[Collected data]

** begin **

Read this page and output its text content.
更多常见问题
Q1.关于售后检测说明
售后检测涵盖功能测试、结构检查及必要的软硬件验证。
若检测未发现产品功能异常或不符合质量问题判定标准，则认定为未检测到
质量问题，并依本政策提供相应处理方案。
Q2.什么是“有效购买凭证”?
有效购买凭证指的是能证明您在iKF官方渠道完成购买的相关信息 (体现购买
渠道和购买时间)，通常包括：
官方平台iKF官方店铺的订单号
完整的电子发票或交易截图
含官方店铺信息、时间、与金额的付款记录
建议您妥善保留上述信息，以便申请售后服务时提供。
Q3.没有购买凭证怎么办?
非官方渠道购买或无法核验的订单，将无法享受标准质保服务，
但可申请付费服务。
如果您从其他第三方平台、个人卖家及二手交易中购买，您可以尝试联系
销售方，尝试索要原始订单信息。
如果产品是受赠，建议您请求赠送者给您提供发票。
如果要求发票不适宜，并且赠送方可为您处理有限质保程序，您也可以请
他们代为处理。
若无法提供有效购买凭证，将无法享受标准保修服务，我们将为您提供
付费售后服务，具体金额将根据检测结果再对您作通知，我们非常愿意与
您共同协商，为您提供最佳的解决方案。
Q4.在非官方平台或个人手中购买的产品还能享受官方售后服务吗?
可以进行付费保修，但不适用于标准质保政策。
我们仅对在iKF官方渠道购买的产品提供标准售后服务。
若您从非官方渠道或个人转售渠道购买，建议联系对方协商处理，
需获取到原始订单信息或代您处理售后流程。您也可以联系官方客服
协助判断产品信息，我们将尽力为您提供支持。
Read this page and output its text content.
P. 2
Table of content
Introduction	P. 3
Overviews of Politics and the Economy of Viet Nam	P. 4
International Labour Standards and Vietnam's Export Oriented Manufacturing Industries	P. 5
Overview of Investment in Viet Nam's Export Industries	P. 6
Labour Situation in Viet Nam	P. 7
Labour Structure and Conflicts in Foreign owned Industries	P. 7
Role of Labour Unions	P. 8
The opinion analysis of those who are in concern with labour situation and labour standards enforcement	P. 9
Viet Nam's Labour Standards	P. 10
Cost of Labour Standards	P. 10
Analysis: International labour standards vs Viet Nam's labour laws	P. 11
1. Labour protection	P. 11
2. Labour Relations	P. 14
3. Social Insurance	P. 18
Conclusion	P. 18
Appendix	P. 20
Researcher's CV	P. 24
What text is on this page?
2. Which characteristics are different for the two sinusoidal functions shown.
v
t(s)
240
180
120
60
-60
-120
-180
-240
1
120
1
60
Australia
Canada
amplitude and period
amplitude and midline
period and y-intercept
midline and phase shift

** end **

-- SHORT PROBLEM --
Copy out each record exactly as given, omitting none.

-- ANSWER IN FULL --
Read this page and output its text content.
更多常见问题
Q1.关于售后检测说明
售后检测涵盖功能测试、结构检查及必要的软硬件验证。
若检测未发现产品功能异常或不符合质量问题判定标准，则认定为未检测到
质量问题，并依本政策提供相应处理方案。
Q2.什么是“有效购买凭证”?
有效购买凭证指的是能证明您在iKF官方渠道完成购买的相关信息 (体现购买
渠道和购买时间)，通常包括：
官方平台iKF官方店铺的订单号
完整的电子发票或交易截图
含官方店铺信息、时间、与金额的付款记录
建议您妥善保留上述信息，以便申请售后服务时提供。
Q3.没有购买凭证怎么办?
非官方渠道购买或无法核验的订单，将无法享受标准质保服务，
但可申请付费服务。
如果您从其他第三方平台、个人卖家及二手交易中购买，您可以尝试联系
销售方，尝试索要原始订单信息。
如果产品是受赠，建议您请求赠送者给您提供发票。
如果要求发票不适宜，并且赠送方可为您处理有限质保程序，您也可以请
他们代为处理。
若无法提供有效购买凭证，将无法享受标准保修服务，我们将为您提供
付费售后服务，具体金额将根据检测结果再对您作通知，我们非常愿意与
您共同协商，为您提供最佳的解决方案。
Q4.在非官方平台或个人手中购买的产品还能享受官方售后服务吗?
可以进行付费保修，但不适用于标准质保政策。
我们仅对在iKF官方渠道购买的产品提供标准售后服务。
若您从非官方渠道或个人转售渠道购买，建议联系对方协商处理，
需获取到原始订单信息或代您处理售后流程。您也可以联系官方客服
协助判断产品信息，我们将尽力为您提供支持。
Read this page and output its text content.
P. 2
Table of content
Introduction	P. 3
Overviews of Politics and the Economy of Viet Nam	P. 4
International Labour Standards and Vietnam's Export Oriented Manufacturing Industries	P. 5
Overview of Investment in Viet Nam's Export Industries	P. 6
Labour Situation in Viet Nam	P. 7
Labour Structure and Conflicts in Foreign owned Industries	P. 7
Role of Labour Unions	P. 8
The opinion analysis of those who are in concern with labour situation and labour standards enforcement	P. 9
Viet Nam's Labour Standards	P. 10
Cost of Labour Standards	P. 10
Analysis: International labour standards vs Viet Nam's labour laws	P. 11
1. Labour protection	P. 11
2. Labour Relations	P. 14
3. Social Insurance	P. 18
Conclusion	P. 18
Appendix	P. 20
Researcher's CV	P. 24
What text is on this page?
2. Which characteristics are different for the two sinusoidal functions shown.
v
t(s)
240
180
120
60
-60
-120
-180
-240
1
120
1
60
Australia
Canada
amplitude and period
amplitude and midline
period and y-intercept
midline and phase shift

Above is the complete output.